### [CHALLENGE]
Restate, word for word, all of the material shown below.

### [DATASET CONTENT]

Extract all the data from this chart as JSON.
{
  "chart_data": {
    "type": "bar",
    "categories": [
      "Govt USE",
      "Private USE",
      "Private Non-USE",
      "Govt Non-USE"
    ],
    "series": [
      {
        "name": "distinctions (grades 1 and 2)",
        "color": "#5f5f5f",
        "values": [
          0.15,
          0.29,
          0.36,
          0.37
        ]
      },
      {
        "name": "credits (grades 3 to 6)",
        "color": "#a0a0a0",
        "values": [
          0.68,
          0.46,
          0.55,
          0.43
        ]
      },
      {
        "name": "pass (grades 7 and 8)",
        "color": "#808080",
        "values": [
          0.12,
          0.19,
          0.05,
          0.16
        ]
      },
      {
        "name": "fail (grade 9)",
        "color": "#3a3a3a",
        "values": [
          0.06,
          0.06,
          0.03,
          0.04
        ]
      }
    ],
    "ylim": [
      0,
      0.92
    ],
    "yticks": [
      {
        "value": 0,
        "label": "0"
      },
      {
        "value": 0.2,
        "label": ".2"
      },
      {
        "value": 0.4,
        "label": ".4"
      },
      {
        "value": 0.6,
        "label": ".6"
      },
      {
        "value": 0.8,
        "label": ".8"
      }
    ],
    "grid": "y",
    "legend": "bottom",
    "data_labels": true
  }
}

### [WRITTEN RESPONSE]
Extract all the data from this chart as JSON.
{
  "chart_data": {
    "type": "bar",
    "categories": [
      "Govt USE",
      "Private USE",
      "Private Non-USE",
      "Govt Non-USE"
    ],
    "series": [
      {
        "name": "distinctions (grades 1 and 2)",
        "color": "#5f5f5f",
        "values": [
          0.15,
          0.29,
          0.36,
          0.37
        ]
      },
      {
        "name": "credits (grades 3 to 6)",
        "color": "#a0a0a0",
        "values": [
          0.68,
          0.46,
          0.55,
          0.43
        ]
      },
      {
        "name": "pass (grades 7 and 8)",
        "color": "#808080",
        "values": [
          0.12,
          0.19,
          0.05,
          0.16
        ]
      },
      {
        "name": "fail (grade 9)",
        "color": "#3a3a3a",
        "values": [
          0.06,
          0.06,
          0.03,
          0.04
        ]
      }
    ],
    "ylim": [
      0,
      0.92
    ],
    "yticks": [
      {
        "value": 0,
        "label": "0"
      },
      {
        "value": 0.2,
        "label": ".2"
      },
      {
        "value": 0.4,
        "label": ".4"
      },
      {
        "value": 0.6,
        "label": ".6"
      },
      {
        "value": 0.8,
        "label": ".8"
      }
    ],
    "grid": "y",
    "legend": "bottom",
    "data_labels": true
  }
}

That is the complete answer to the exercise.